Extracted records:

-- begin --

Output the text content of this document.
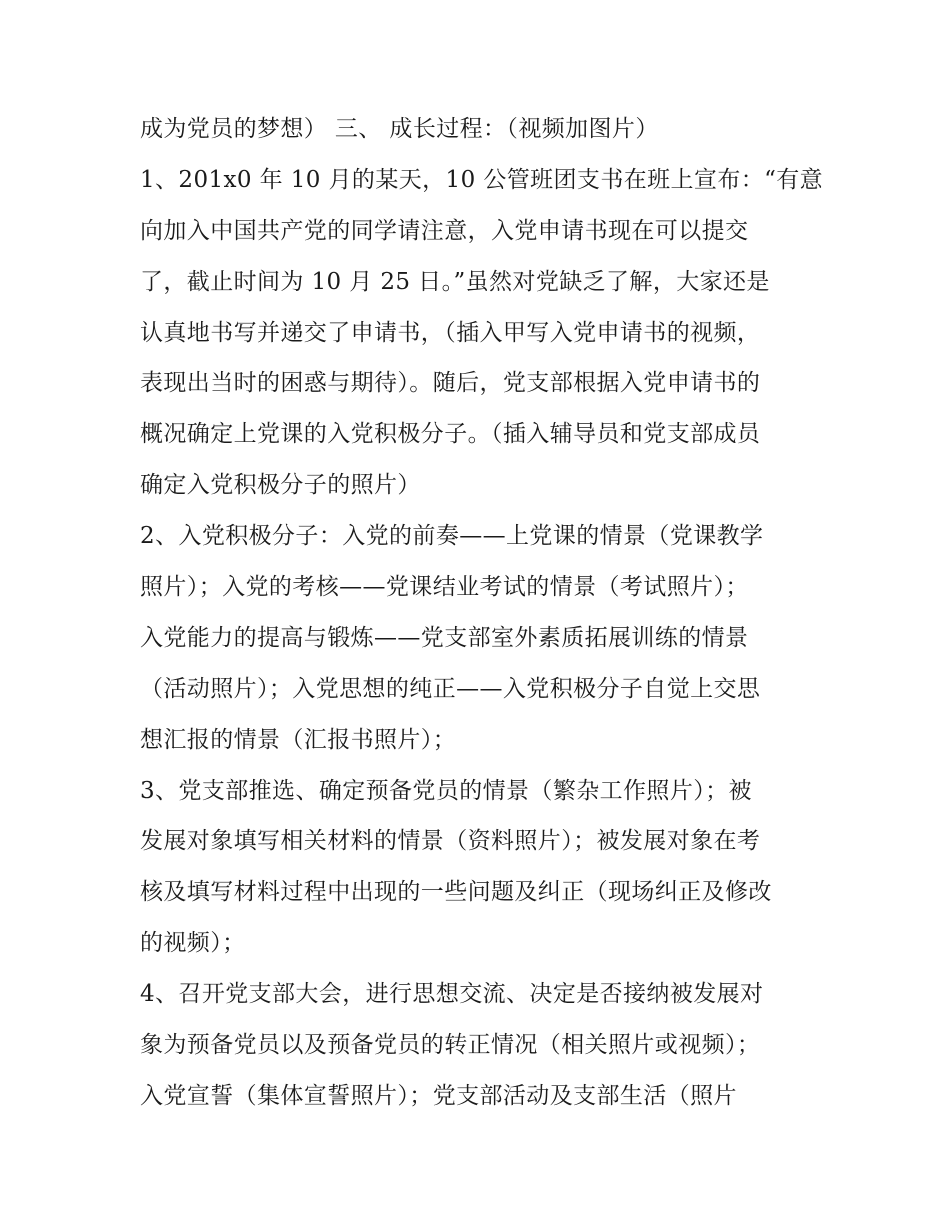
成为党员的梦想） 三、 成长过程：（视频加图片）
1、201x0 年 10 月的某天，10 公管班团支书在班上宣布：“有意
向加入中国共产党的同学请注意，入党申请书现在可以提交
了，截止时间为 10 月 25 日。”虽然对党缺乏了解，大家还是
认真地书写并递交了申请书，（插入甲写入党申请书的视频，
表现出当时的困惑与期待）。随后，党支部根据入党申请书的
概况确定上党课的入党积极分子。（插入辅导员和党支部成员
确定入党积极分子的照片）
2、入党积极分子：入党的前奏——上党课的情景（党课教学
照片）；入党的考核——党课结业考试的情景（考试照片）；
入党能力的提高与锻炼——党支部室外素质拓展训练的情景
（活动照片）；入党思想的纯正——入党积极分子自觉上交思
想汇报的情景（汇报书照片）；
3、党支部推选、确定预备党员的情景（繁杂工作照片）；被
发展对象填写相关材料的情景（资料照片）；被发展对象在考
核及填写材料过程中出现的一些问题及纠正（现场纠正及修改
的视频）；
4、召开党支部大会，进行思想交流、决定是否接纳被发展对
象为预备党员以及预备党员的转正情况（相关照片或视频）；
入党宣誓（集体宣誓照片）；党支部活动及支部生活（照片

-- end --

- _Task prompt_: Make a word-for-word copy of the entries, without any pictures.

- _Right answer_:
Output the text content of this document.
成为党员的梦想） 三、 成长过程：（视频加图片）
1、201x0 年 10 月的某天，10 公管班团支书在班上宣布：“有意
向加入中国共产党的同学请注意，入党申请书现在可以提交
了，截止时间为 10 月 25 日。”虽然对党缺乏了解，大家还是
认真地书写并递交了申请书，（插入甲写入党申请书的视频，
表现出当时的困惑与期待）。随后，党支部根据入党申请书的
概况确定上党课的入党积极分子。（插入辅导员和党支部成员
确定入党积极分子的照片）
2、入党积极分子：入党的前奏——上党课的情景（党课教学
照片）；入党的考核——党课结业考试的情景（考试照片）；
入党能力的提高与锻炼——党支部室外素质拓展训练的情景
（活动照片）；入党思想的纯正——入党积极分子自觉上交思
想汇报的情景（汇报书照片）；
3、党支部推选、确定预备党员的情景（繁杂工作照片）；被
发展对象填写相关材料的情景（资料照片）；被发展对象在考
核及填写材料过程中出现的一些问题及纠正（现场纠正及修改
的视频）；
4、召开党支部大会，进行思想交流、决定是否接纳被发展对
象为预备党员以及预备党员的转正情况（相关照片或视频）；
入党宣誓（集体宣誓照片）；党支部活动及支部生活（照片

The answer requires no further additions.